══ Given data ══
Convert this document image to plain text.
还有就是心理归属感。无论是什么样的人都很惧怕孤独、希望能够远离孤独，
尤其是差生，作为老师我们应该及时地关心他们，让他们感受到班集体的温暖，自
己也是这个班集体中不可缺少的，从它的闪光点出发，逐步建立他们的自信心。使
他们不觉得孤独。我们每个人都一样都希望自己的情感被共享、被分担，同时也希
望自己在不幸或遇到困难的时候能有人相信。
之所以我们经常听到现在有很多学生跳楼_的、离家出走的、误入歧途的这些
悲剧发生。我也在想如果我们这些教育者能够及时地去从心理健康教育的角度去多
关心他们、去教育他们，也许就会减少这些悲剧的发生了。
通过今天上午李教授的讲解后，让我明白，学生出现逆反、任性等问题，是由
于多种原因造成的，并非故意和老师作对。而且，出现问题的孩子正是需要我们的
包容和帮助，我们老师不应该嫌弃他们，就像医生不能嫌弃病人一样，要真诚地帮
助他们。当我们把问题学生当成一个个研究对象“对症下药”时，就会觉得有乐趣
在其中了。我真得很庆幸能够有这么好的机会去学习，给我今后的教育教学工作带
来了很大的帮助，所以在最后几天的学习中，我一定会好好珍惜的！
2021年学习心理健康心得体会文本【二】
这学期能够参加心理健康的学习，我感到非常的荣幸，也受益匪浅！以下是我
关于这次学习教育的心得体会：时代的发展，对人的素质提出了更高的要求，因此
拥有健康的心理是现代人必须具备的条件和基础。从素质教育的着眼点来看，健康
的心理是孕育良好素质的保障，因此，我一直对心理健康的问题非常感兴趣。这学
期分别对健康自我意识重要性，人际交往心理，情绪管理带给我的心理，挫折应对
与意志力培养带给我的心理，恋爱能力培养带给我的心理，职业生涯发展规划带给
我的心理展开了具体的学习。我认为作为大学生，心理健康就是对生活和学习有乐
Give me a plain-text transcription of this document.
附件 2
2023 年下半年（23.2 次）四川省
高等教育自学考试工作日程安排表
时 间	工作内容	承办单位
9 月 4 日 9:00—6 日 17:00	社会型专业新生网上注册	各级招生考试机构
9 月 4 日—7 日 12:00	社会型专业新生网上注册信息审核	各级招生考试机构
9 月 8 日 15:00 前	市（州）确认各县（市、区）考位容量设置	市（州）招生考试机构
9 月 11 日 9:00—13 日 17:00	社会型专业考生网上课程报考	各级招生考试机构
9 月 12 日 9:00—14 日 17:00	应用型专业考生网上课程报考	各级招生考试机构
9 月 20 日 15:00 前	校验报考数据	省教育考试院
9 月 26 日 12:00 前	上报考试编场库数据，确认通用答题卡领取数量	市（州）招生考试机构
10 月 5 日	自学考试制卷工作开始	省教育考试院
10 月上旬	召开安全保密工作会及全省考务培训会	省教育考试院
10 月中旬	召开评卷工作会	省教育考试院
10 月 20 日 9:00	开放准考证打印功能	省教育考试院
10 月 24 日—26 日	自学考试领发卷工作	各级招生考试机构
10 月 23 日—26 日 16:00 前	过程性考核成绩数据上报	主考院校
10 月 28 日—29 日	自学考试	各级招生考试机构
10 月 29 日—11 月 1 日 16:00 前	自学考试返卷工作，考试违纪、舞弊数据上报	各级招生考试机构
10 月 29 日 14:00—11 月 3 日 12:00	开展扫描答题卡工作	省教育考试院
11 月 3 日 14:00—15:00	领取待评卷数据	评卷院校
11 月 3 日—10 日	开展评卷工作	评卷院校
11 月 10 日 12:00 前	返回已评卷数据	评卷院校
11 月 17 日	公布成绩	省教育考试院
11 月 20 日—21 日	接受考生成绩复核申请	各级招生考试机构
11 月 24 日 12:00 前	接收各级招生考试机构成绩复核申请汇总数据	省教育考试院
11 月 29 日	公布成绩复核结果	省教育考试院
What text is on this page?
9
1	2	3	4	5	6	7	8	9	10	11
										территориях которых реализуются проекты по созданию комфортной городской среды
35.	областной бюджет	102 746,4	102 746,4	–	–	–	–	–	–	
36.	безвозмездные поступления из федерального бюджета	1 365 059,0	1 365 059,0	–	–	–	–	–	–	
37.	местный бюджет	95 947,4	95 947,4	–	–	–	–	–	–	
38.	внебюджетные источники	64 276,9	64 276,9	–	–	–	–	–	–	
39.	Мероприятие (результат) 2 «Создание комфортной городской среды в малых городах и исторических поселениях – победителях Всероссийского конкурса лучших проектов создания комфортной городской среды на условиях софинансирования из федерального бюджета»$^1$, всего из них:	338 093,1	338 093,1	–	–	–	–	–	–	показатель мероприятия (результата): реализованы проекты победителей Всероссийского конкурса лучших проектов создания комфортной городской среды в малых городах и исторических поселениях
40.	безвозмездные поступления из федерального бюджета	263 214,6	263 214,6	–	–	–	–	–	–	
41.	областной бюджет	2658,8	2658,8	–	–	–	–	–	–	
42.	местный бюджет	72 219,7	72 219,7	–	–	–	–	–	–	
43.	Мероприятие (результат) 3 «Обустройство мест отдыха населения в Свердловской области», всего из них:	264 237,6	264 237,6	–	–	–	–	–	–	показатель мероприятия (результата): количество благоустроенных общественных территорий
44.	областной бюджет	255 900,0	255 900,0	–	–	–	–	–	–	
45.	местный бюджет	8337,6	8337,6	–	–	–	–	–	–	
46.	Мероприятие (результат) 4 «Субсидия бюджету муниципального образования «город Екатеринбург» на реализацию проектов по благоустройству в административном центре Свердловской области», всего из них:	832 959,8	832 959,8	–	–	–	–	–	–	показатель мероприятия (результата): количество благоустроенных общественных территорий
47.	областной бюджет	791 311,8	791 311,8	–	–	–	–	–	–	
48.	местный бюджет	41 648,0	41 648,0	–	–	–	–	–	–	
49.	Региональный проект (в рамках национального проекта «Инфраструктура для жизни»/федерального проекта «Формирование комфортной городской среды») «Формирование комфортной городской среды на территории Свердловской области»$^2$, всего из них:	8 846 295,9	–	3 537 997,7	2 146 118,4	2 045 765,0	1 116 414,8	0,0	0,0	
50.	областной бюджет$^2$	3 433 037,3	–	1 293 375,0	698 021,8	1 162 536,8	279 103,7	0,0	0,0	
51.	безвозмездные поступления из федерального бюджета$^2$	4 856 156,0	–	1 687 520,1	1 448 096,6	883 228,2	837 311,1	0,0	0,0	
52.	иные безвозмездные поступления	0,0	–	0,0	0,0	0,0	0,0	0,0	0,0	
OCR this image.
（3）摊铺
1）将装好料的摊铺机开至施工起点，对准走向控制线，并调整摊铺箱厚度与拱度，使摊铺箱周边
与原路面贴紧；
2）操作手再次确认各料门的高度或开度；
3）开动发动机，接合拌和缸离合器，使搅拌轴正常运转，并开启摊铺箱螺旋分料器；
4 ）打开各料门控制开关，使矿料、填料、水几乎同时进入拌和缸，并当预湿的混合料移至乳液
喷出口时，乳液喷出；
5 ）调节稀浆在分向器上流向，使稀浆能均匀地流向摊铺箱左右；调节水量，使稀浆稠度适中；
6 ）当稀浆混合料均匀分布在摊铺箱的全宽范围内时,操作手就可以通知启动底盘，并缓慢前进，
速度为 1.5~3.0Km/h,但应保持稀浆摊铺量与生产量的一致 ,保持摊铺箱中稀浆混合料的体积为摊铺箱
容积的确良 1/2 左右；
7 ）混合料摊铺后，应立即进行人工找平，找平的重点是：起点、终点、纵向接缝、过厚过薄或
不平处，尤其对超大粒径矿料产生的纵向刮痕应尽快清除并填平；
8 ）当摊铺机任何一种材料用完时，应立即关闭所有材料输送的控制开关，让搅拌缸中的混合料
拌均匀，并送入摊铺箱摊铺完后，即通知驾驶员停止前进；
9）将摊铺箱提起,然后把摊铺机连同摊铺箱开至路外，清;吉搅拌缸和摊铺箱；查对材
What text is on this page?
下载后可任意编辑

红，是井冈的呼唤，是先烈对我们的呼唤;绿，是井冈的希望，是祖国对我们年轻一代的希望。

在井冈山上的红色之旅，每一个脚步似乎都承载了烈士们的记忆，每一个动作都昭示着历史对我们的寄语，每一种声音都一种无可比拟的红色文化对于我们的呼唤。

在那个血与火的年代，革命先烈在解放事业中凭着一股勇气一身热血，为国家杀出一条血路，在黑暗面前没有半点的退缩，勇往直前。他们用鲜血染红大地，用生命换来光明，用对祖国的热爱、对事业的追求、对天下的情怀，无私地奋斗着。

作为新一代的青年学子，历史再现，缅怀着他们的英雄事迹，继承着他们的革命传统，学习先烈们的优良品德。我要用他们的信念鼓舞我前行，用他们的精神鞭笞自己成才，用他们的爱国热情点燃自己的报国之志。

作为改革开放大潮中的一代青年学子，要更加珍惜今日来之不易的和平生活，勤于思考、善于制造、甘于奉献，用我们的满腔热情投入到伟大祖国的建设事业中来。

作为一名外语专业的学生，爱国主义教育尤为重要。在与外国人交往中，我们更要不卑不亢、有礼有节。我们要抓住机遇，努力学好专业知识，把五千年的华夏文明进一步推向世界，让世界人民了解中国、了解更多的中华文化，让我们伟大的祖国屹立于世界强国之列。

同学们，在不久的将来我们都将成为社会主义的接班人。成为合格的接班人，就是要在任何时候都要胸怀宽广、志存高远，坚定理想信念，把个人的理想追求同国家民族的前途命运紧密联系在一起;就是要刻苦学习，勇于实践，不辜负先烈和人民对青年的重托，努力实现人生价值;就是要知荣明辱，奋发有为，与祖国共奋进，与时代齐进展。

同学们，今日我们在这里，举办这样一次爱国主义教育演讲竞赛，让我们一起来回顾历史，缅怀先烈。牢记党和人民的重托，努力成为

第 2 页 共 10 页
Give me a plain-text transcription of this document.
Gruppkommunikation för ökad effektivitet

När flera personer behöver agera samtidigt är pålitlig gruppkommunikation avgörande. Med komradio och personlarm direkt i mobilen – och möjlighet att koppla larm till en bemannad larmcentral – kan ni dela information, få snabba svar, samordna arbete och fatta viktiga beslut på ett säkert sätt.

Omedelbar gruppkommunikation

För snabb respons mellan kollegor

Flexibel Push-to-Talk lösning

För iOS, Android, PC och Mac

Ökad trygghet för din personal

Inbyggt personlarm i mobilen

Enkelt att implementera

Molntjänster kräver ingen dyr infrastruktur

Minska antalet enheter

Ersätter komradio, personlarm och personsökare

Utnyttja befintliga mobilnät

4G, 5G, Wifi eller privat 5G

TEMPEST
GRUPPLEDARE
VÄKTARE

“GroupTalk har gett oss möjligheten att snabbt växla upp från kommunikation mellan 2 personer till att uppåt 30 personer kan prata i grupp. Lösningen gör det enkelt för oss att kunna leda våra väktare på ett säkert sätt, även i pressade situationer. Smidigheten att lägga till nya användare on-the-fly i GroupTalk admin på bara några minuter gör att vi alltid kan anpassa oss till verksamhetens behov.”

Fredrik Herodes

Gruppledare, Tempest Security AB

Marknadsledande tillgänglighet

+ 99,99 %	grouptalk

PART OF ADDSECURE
═══
Objective: Using the listing above, return all lines where the word "местный" occurs.

Answer below:
37.	местный бюджет	95 947,4	95 947,4	–	–	–	–	–	–	
42.	местный бюджет	72 219,7	72 219,7	–	–	–	–	–	–	
45.	местный бюджет	8337,6	8337,6	–	–	–	–	–	–	
48.	местный бюджет	41 648,0	41 648,0	–	–	–	–	–	–	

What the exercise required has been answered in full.